_Stated task_: Give the data again exactly as written, skipping any pictures.

[Saved entries]

Start

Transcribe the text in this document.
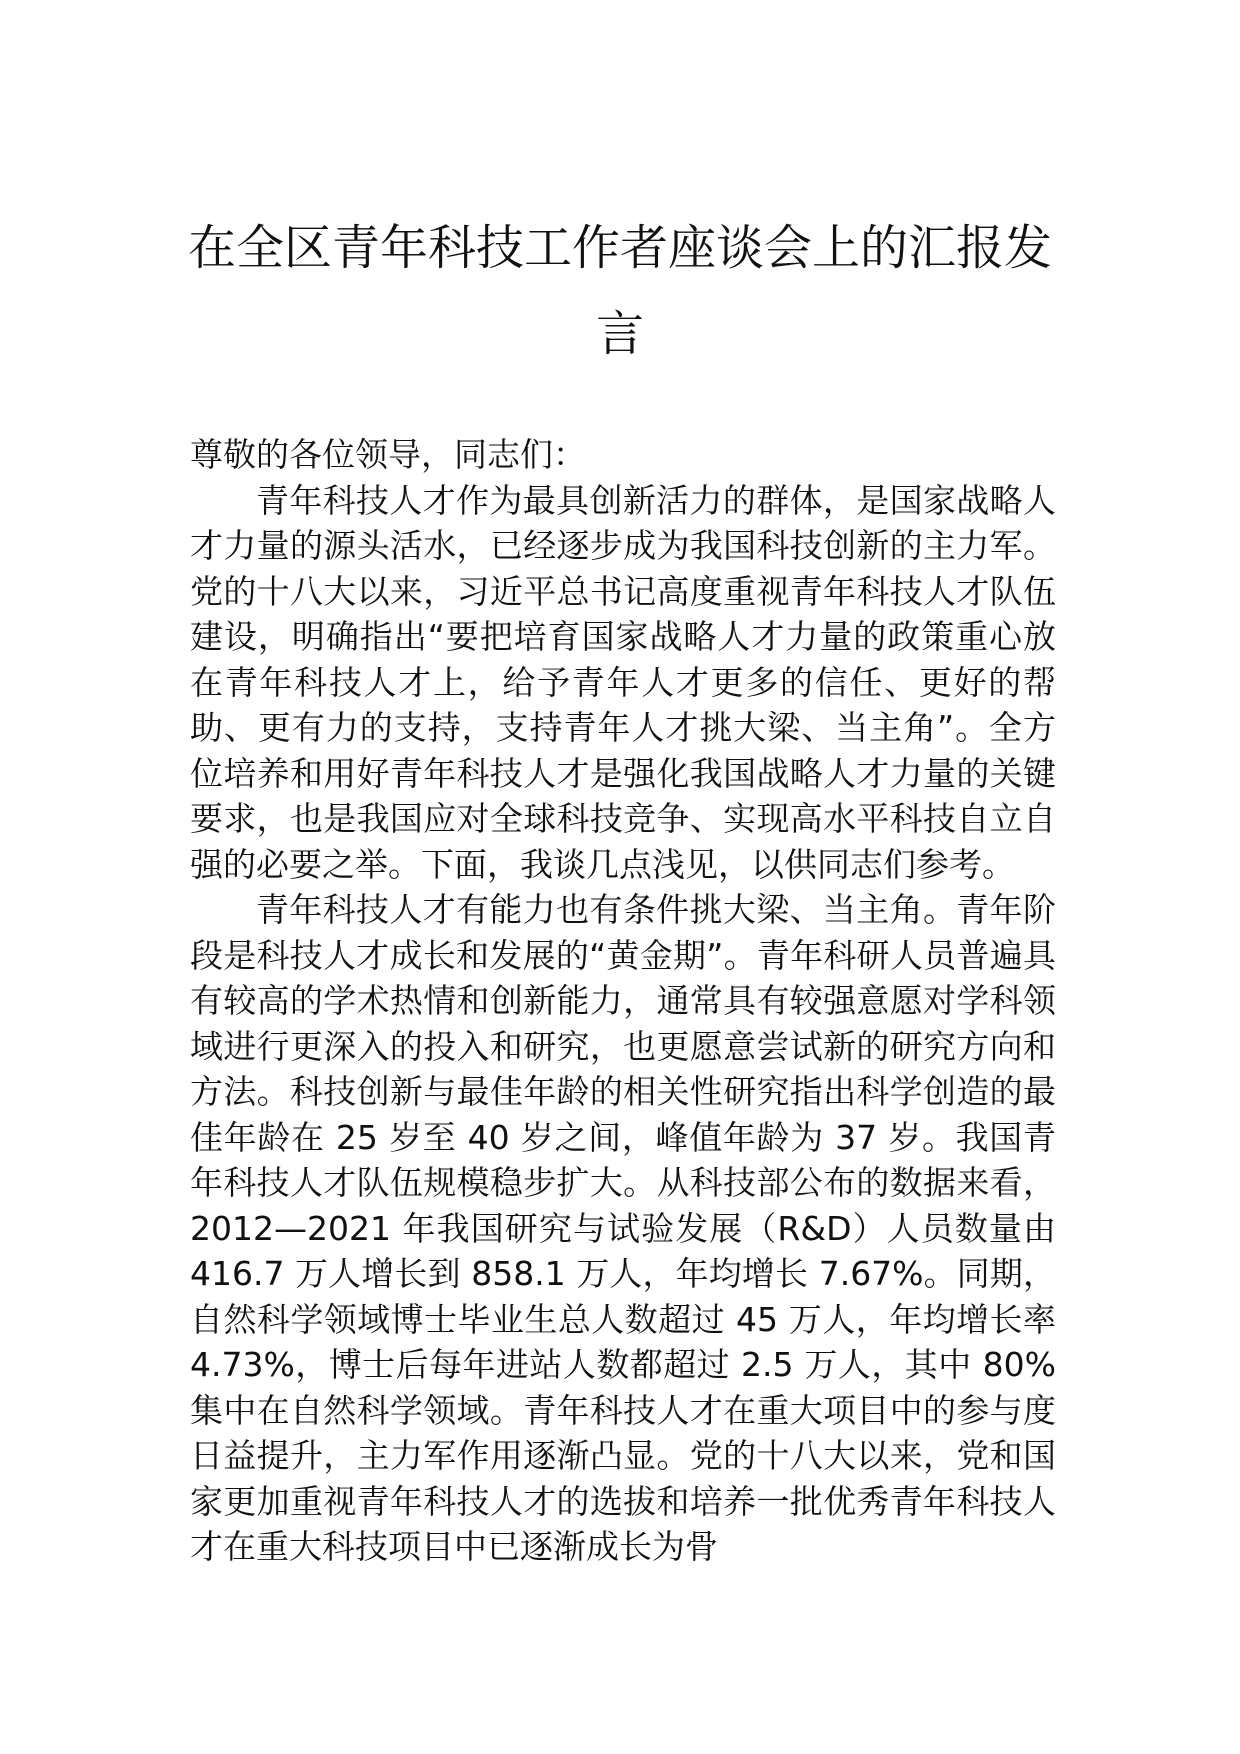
在全区青年科技工作者座谈会上的汇报发言

尊敬的各位领导，同志们：

青年科技人才作为最具创新活力的群体，是国家战略人才力量的源头活水，已经逐步成为我国科技创新的主力军。党的十八大以来，习近平总书记高度重视青年科技人才队伍建设，明确指出“要把培育国家战略人才力量的政策重心放在青年科技人才上，给予青年人才更多的信任、更好的帮助、更有力的支持，支持青年人才挑大梁、当主角”。全方位培养和用好青年科技人才是强化我国战略人才力量的关键要求，也是我国应对全球科技竞争、实现高水平科技自立自强的必要之举。下面，我谈几点浅见，以供同志们参考。

青年科技人才有能力也有条件挑大梁、当主角。青年阶段是科技人才成长和发展的“黄金期”。青年科研人员普遍具有较高的学术热情和创新能力，通常具有较强意愿对学科领域进行更深入的投入和研究，也更愿意尝试新的研究方向和方法。科技创新与最佳年龄的相关性研究指出科学创造的最佳年龄在 25 岁至 40 岁之间，峰值年龄为 37 岁。我国青年科技人才队伍规模稳步扩大。从科技部公布的数据来看，2012—2021 年我国研究与试验发展（R&D）人员数量由 416.7 万人增长到 858.1 万人，年均增长 7.67%。同期，自然科学领域博士毕业生总人数超过 45 万人，年均增长率 4.73%，博士后每年进站人数都超过 2.5 万人，其中 80%集中在自然科学领域。青年科技人才在重大项目中的参与度日益提升，主力军作用逐渐凸显。党的十八大以来，党和国家更加重视青年科技人才的选拔和培养一批优秀青年科技人才在重大科技项目中已逐渐成长为骨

End

_The reply_:
Transcribe the text in this document.
在全区青年科技工作者座谈会上的汇报发言

尊敬的各位领导，同志们：

青年科技人才作为最具创新活力的群体，是国家战略人才力量的源头活水，已经逐步成为我国科技创新的主力军。党的十八大以来，习近平总书记高度重视青年科技人才队伍建设，明确指出“要把培育国家战略人才力量的政策重心放在青年科技人才上，给予青年人才更多的信任、更好的帮助、更有力的支持，支持青年人才挑大梁、当主角”。全方位培养和用好青年科技人才是强化我国战略人才力量的关键要求，也是我国应对全球科技竞争、实现高水平科技自立自强的必要之举。下面，我谈几点浅见，以供同志们参考。

青年科技人才有能力也有条件挑大梁、当主角。青年阶段是科技人才成长和发展的“黄金期”。青年科研人员普遍具有较高的学术热情和创新能力，通常具有较强意愿对学科领域进行更深入的投入和研究，也更愿意尝试新的研究方向和方法。科技创新与最佳年龄的相关性研究指出科学创造的最佳年龄在 25 岁至 40 岁之间，峰值年龄为 37 岁。我国青年科技人才队伍规模稳步扩大。从科技部公布的数据来看，2012—2021 年我国研究与试验发展（R&D）人员数量由 416.7 万人增长到 858.1 万人，年均增长 7.67%。同期，自然科学领域博士毕业生总人数超过 45 万人，年均增长率 4.73%，博士后每年进站人数都超过 2.5 万人，其中 80%集中在自然科学领域。青年科技人才在重大项目中的参与度日益提升，主力军作用逐渐凸显。党的十八大以来，党和国家更加重视青年科技人才的选拔和培养一批优秀青年科技人才在重大科技项目中已逐渐成长为骨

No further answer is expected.